**Directions**
Determine the number of lines in the listing below where the string "справедливо" occurs; answer with the number alone.

· · · · ·

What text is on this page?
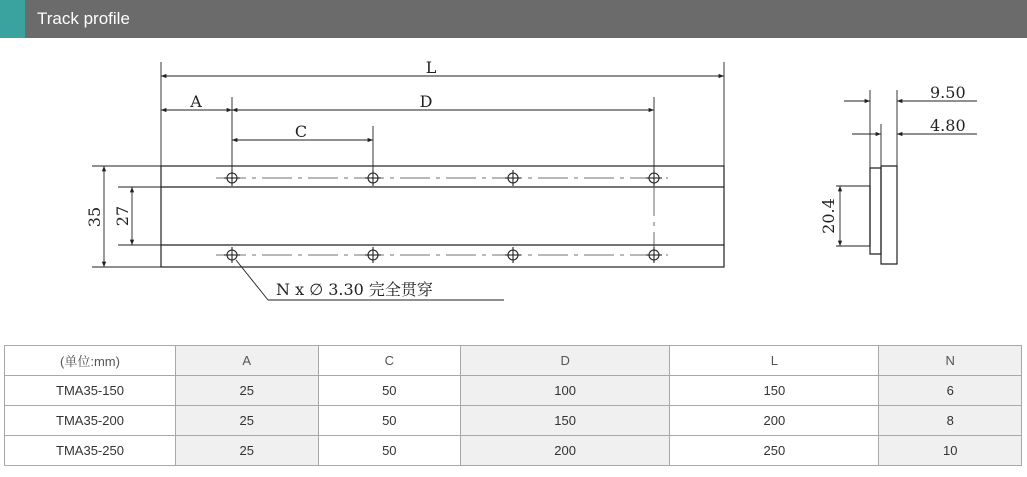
Track profile
L
A	D
C
35 27
N x ∅ 3.30 完全贯穿
9.50
4.80
20.4
(单位:mm)	A	C	D	L	N
TMA35-150	25	50	100	150	6
TMA35-200	25	50	150	200	8
TMA35-250	25	50	200	250	10
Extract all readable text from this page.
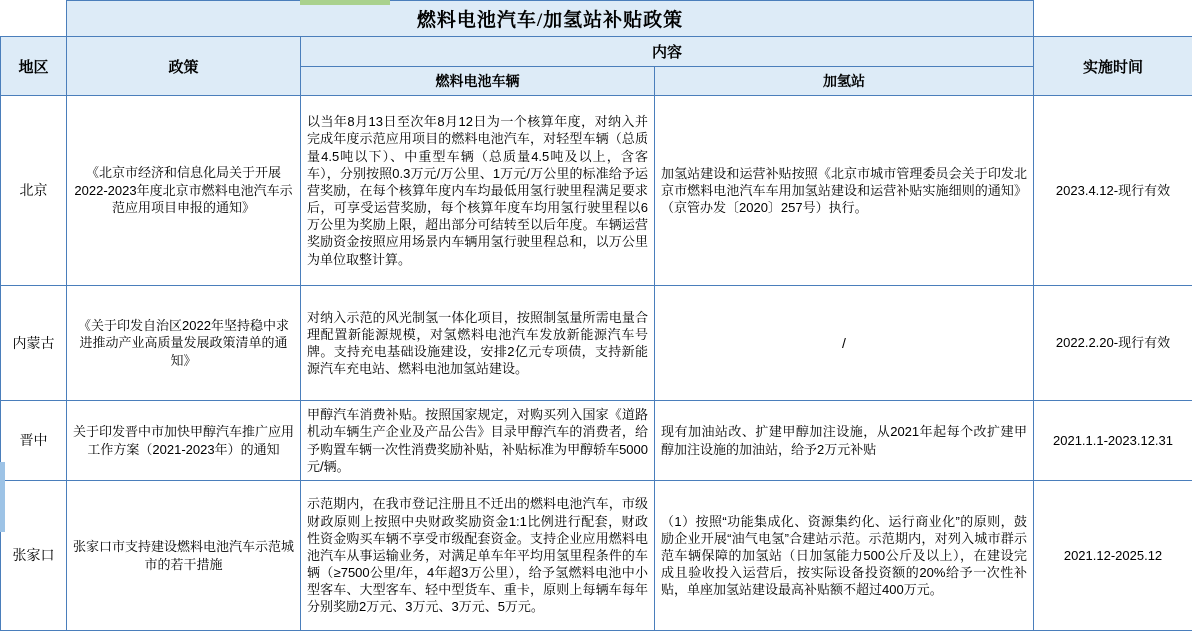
	燃料电池汽车/加氢站补贴政策			
地区	政策	内容		实施时间
		燃料电池车辆	加氢站	
北京	《北京市经济和信息化局关于开展2022-2023年度北京市燃料电池汽车示范应用项目申报的通知》	以当年8月13日至次年8月12日为一个核算年度，对纳入并完成年度示范应用项目的燃料电池汽车，对轻型车辆（总质量4.5吨以下）、中重型车辆（总质量4.5吨及以上，含客车），分别按照0.3万元/万公里、1万元/万公里的标准给予运营奖励，在每个核算年度内车均最低用氢行驶里程满足要求后，可享受运营奖励，每个核算年度车均用氢行驶里程以6万公里为奖励上限，超出部分可结转至以后年度。车辆运营奖励资金按照应用场景内车辆用氢行驶里程总和，以万公里为单位取整计算。	加氢站建设和运营补贴按照《北京市城市管理委员会关于印发北京市燃料电池汽车车用加氢站建设和运营补贴实施细则的通知》（京管办发〔2020〕257号）执行。	2023.4.12-现行有效
内蒙古	《关于印发自治区2022年坚持稳中求进推动产业高质量发展政策清单的通知》	对纳入示范的风光制氢一体化项目，按照制氢量所需电量合理配置新能源规模，对氢燃料电池汽车发放新能源汽车号牌。支持充电基础设施建设，安排2亿元专项债，支持新能源汽车充电站、燃料电池加氢站建设。	/	2022.2.20-现行有效
晋中	关于印发晋中市加快甲醇汽车推广应用工作方案（2021-2023年）的通知	甲醇汽车消费补贴。按照国家规定，对购买列入国家《道路机动车辆生产企业及产品公告》目录甲醇汽车的消费者，给予购置车辆一次性消费奖励补贴，补贴标准为甲醇轿车5000元/辆。	现有加油站改、扩建甲醇加注设施，从2021年起每个改扩建甲醇加注设施的加油站，给予2万元补贴	2021.1.1-2023.12.31
张家口	张家口市支持建设燃料电池汽车示范城市的若干措施	示范期内，在我市登记注册且不迁出的燃料电池汽车，市级财政原则上按照中央财政奖励资金1:1比例进行配套，财政性资金购买车辆不享受市级配套资金。支持企业应用燃料电池汽车从事运输业务，对满足单车年平均用氢里程条件的车辆（≥7500公里/年，4年超3万公里），给予氢燃料电池中小型客车、大型客车、轻中型货车、重卡，原则上每辆车每年分别奖励2万元、3万元、3万元、5万元。	（1）按照“功能集成化、资源集约化、运行商业化”的原则，鼓励企业开展“油气电氢”合建站示范。示范期内，对列入城市群示范车辆保障的加氢站（日加氢能力500公斤及以上），在建设完成且验收投入运营后，按实际设备投资额的20%给予一次性补贴，单座加氢站建设最高补贴额不超过400万元。	2021.12-2025.12
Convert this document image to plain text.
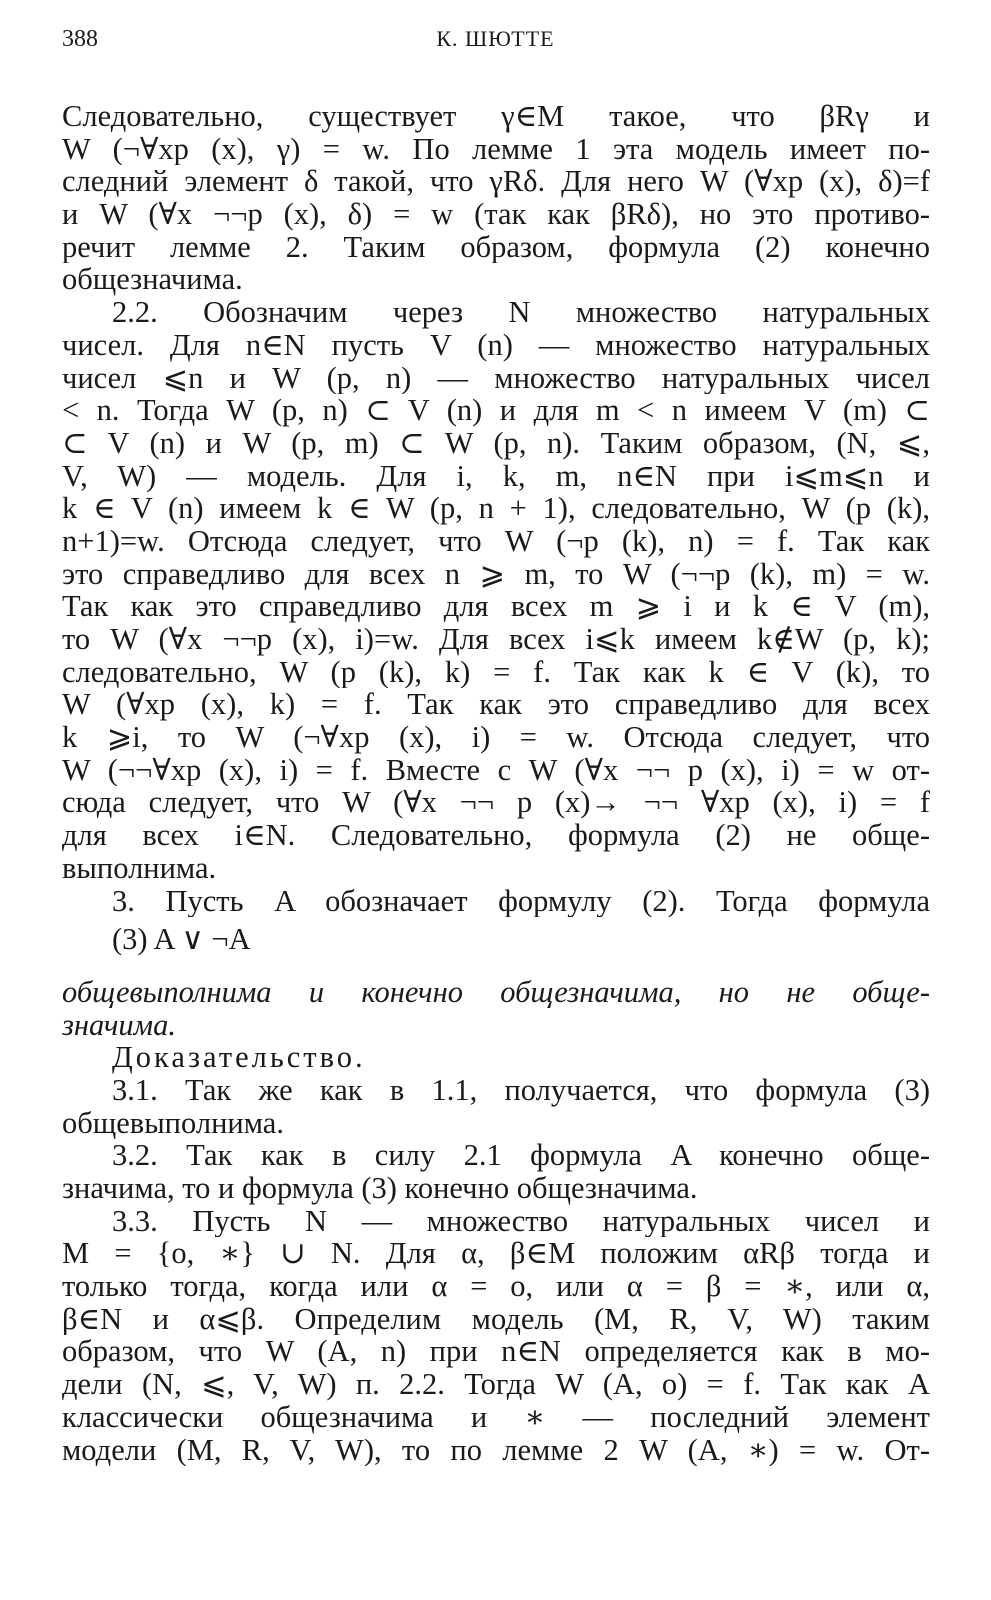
388	К. ШЮТТЕ
Следовательно, существует γ∈M такое, что βRγ и
W (¬∀xp (x), γ) = w. По лемме 1 эта модель имеет по-
следний элемент δ такой, что γRδ. Для него W (∀xp (x), δ)=f
и W (∀x ¬¬p (x), δ) = w (так как βRδ), но это противо-
речит лемме 2. Таким образом, формула (2) конечно
общезначима.
2.2. Обозначим через N множество натуральных
чисел. Для n∈N пусть V (n) — множество натуральных
чисел ⩽n и W (p, n) — множество натуральных чисел
< n. Тогда W (p, n) ⊂ V (n) и для m < n имеем V (m) ⊂
⊂ V (n) и W (p, m) ⊂ W (p, n). Таким образом, (N, ⩽,
V, W) — модель. Для i, k, m, n∈N при i⩽m⩽n и
k ∈ V (n) имеем k ∈ W (p, n + 1), следовательно, W (p (k),
n+1)=w. Отсюда следует, что W (¬p (k), n) = f. Так как
это справедливо для всех n ⩾ m, то W (¬¬p (k), m) = w.
Так как это справедливо для всех m ⩾ i и k ∈ V (m),
то W (∀x ¬¬p (x), i)=w. Для всех i⩽k имеем k∉W (p, k);
следовательно, W (p (k), k) = f. Так как k ∈ V (k), то
W (∀xp (x), k) = f. Так как это справедливо для всех
k ⩾i, то W (¬∀xp (x), i) = w. Отсюда следует, что
W (¬¬∀xp (x), i) = f. Вместе с W (∀x ¬¬ p (x), i) = w от-
сюда следует, что W (∀x ¬¬ p (x)→ ¬¬ ∀xp (x), i) = f
для всех i∈N. Следовательно, формула (2) не обще-
выполнима.
3. Пусть A обозначает формулу (2). Тогда формула
(3) A ∨ ¬A
общевыполнима и конечно общезначима, но не обще-
значима.
Доказательство.
3.1. Так же как в 1.1, получается, что формула (3)
общевыполнима.
3.2. Так как в силу 2.1 формула A конечно обще-
значима, то и формула (3) конечно общезначима.
3.3. Пусть N — множество натуральных чисел и
M = {o, ∗} ∪ N. Для α, β∈M положим αRβ тогда и
только тогда, когда или α = o, или α = β = ∗, или α,
β∈N и α⩽β. Определим модель (M, R, V, W) таким
образом, что W (A, n) при n∈N определяется как в мо-
дели (N, ⩽, V, W) п. 2.2. Тогда W (A, o) = f. Так как A
классически общезначима и ∗ — последний элемент
модели (M, R, V, W), то по лемме 2 W (A, ∗) = w. От-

· · · · ·

**Exercise output**
3